* Problem *
Each record below must be returned exactly as shown.

━━━ Task data ━━━

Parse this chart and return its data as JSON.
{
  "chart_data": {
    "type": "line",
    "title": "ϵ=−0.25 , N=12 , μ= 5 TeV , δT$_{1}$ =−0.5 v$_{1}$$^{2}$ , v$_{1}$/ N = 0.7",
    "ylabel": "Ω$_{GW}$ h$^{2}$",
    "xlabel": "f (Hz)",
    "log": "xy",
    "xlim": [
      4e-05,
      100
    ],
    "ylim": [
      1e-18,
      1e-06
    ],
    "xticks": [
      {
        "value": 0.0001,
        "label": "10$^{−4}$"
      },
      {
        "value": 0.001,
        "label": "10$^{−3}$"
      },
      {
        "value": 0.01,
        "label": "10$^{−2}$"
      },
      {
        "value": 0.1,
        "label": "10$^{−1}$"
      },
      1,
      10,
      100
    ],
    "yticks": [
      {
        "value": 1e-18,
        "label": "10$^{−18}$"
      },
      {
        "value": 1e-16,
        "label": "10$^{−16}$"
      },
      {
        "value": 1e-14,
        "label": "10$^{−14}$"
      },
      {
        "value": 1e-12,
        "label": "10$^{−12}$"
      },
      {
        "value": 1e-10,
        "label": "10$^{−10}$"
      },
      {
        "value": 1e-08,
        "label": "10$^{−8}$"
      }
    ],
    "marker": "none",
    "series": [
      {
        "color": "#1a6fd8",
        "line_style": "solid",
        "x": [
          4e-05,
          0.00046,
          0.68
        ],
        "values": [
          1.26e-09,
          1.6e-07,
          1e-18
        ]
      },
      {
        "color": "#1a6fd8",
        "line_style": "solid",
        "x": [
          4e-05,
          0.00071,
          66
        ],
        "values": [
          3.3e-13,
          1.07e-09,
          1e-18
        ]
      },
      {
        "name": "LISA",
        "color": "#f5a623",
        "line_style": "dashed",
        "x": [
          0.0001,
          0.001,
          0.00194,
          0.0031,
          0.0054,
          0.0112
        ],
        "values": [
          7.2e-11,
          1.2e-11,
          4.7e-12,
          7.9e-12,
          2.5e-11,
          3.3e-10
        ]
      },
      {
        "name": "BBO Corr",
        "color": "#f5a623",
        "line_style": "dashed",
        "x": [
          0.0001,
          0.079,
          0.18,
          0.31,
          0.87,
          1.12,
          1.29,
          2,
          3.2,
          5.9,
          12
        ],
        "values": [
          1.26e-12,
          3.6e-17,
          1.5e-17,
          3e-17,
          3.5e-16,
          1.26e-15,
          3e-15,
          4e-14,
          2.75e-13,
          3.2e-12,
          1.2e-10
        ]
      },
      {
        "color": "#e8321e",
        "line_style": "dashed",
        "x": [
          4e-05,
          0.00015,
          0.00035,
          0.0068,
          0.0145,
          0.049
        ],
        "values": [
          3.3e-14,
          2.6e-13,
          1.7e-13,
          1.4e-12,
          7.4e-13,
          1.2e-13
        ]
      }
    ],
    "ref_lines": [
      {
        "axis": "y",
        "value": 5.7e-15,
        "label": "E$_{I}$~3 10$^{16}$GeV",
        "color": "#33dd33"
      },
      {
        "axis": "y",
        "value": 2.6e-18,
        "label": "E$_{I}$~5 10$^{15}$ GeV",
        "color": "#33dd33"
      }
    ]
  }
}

━━━

* The answer *
Parse this chart and return its data as JSON.
{
  "chart_data": {
    "type": "line",
    "title": "ϵ=−0.25 , N=12 , μ= 5 TeV , δT$_{1}$ =−0.5 v$_{1}$$^{2}$ , v$_{1}$/ N = 0.7",
    "ylabel": "Ω$_{GW}$ h$^{2}$",
    "xlabel": "f (Hz)",
    "log": "xy",
    "xlim": [
      4e-05,
      100
    ],
    "ylim": [
      1e-18,
      1e-06
    ],
    "xticks": [
      {
        "value": 0.0001,
        "label": "10$^{−4}$"
      },
      {
        "value": 0.001,
        "label": "10$^{−3}$"
      },
      {
        "value": 0.01,
        "label": "10$^{−2}$"
      },
      {
        "value": 0.1,
        "label": "10$^{−1}$"
      },
      1,
      10,
      100
    ],
    "yticks": [
      {
        "value": 1e-18,
        "label": "10$^{−18}$"
      },
      {
        "value": 1e-16,
        "label": "10$^{−16}$"
      },
      {
        "value": 1e-14,
        "label": "10$^{−14}$"
      },
      {
        "value": 1e-12,
        "label": "10$^{−12}$"
      },
      {
        "value": 1e-10,
        "label": "10$^{−10}$"
      },
      {
        "value": 1e-08,
        "label": "10$^{−8}$"
      }
    ],
    "marker": "none",
    "series": [
      {
        "color": "#1a6fd8",
        "line_style": "solid",
        "x": [
          4e-05,
          0.00046,
          0.68
        ],
        "values": [
          1.26e-09,
          1.6e-07,
          1e-18
        ]
      },
      {
        "color": "#1a6fd8",
        "line_style": "solid",
        "x": [
          4e-05,
          0.00071,
          66
        ],
        "values": [
          3.3e-13,
          1.07e-09,
          1e-18
        ]
      },
      {
        "name": "LISA",
        "color": "#f5a623",
        "line_style": "dashed",
        "x": [
          0.0001,
          0.001,
          0.00194,
          0.0031,
          0.0054,
          0.0112
        ],
        "values": [
          7.2e-11,
          1.2e-11,
          4.7e-12,
          7.9e-12,
          2.5e-11,
          3.3e-10
        ]
      },
      {
        "name": "BBO Corr",
        "color": "#f5a623",
        "line_style": "dashed",
        "x": [
          0.0001,
          0.079,
          0.18,
          0.31,
          0.87,
          1.12,
          1.29,
          2,
          3.2,
          5.9,
          12
        ],
        "values": [
          1.26e-12,
          3.6e-17,
          1.5e-17,
          3e-17,
          3.5e-16,
          1.26e-15,
          3e-15,
          4e-14,
          2.75e-13,
          3.2e-12,
          1.2e-10
        ]
      },
      {
        "color": "#e8321e",
        "line_style": "dashed",
        "x": [
          4e-05,
          0.00015,
          0.00035,
          0.0068,
          0.0145,
          0.049
        ],
        "values": [
          3.3e-14,
          2.6e-13,
          1.7e-13,
          1.4e-12,
          7.4e-13,
          1.2e-13
        ]
      }
    ],
    "ref_lines": [
      {
        "axis": "y",
        "value": 5.7e-15,
        "label": "E$_{I}$~3 10$^{16}$GeV",
        "color": "#33dd33"
      },
      {
        "axis": "y",
        "value": 2.6e-18,
        "label": "E$_{I}$~5 10$^{15}$ GeV",
        "color": "#33dd33"
      }
    ]
  }
}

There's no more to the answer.